start DATASET CONTENT

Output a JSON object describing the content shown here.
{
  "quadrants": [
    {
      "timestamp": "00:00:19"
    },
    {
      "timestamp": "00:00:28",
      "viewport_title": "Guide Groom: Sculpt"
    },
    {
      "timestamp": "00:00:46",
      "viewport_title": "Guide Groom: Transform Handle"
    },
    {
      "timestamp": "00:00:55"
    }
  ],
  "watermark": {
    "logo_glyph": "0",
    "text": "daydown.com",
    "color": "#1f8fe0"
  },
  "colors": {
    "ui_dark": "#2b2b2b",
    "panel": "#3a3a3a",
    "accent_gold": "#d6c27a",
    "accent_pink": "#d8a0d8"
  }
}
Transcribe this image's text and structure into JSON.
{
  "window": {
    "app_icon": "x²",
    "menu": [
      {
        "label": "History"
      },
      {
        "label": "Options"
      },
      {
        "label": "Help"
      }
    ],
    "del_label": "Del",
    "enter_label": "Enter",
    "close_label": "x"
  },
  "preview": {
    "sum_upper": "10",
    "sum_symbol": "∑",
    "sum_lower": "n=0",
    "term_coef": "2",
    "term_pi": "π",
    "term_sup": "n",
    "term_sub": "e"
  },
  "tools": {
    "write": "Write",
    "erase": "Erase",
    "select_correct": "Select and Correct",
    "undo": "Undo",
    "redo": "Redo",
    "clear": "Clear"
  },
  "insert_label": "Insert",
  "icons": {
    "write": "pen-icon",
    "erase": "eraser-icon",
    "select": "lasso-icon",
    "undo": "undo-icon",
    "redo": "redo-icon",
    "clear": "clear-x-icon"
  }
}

end DATASET CONTENT

## EXERCISE
Nothing should be left out: repeat all of the data exactly.

## RESULT OF THIS TASK
Output a JSON object describing the content shown here.
{
  "quadrants": [
    {
      "timestamp": "00:00:19"
    },
    {
      "timestamp": "00:00:28",
      "viewport_title": "Guide Groom: Sculpt"
    },
    {
      "timestamp": "00:00:46",
      "viewport_title": "Guide Groom: Transform Handle"
    },
    {
      "timestamp": "00:00:55"
    }
  ],
  "watermark": {
    "logo_glyph": "0",
    "text": "daydown.com",
    "color": "#1f8fe0"
  },
  "colors": {
    "ui_dark": "#2b2b2b",
    "panel": "#3a3a3a",
    "accent_gold": "#d6c27a",
    "accent_pink": "#d8a0d8"
  }
}
Transcribe this image's text and structure into JSON.
{
  "window": {
    "app_icon": "x²",
    "menu": [
      {
        "label": "History"
      },
      {
        "label": "Options"
      },
      {
        "label": "Help"
      }
    ],
    "del_label": "Del",
    "enter_label": "Enter",
    "close_label": "x"
  },
  "preview": {
    "sum_upper": "10",
    "sum_symbol": "∑",
    "sum_lower": "n=0",
    "term_coef": "2",
    "term_pi": "π",
    "term_sup": "n",
    "term_sub": "e"
  },
  "tools": {
    "write": "Write",
    "erase": "Erase",
    "select_correct": "Select and Correct",
    "undo": "Undo",
    "redo": "Redo",
    "clear": "Clear"
  },
  "insert_label": "Insert",
  "icons": {
    "write": "pen-icon",
    "erase": "eraser-icon",
    "select": "lasso-icon",
    "undo": "undo-icon",
    "redo": "redo-icon",
    "clear": "clear-x-icon"
  }
}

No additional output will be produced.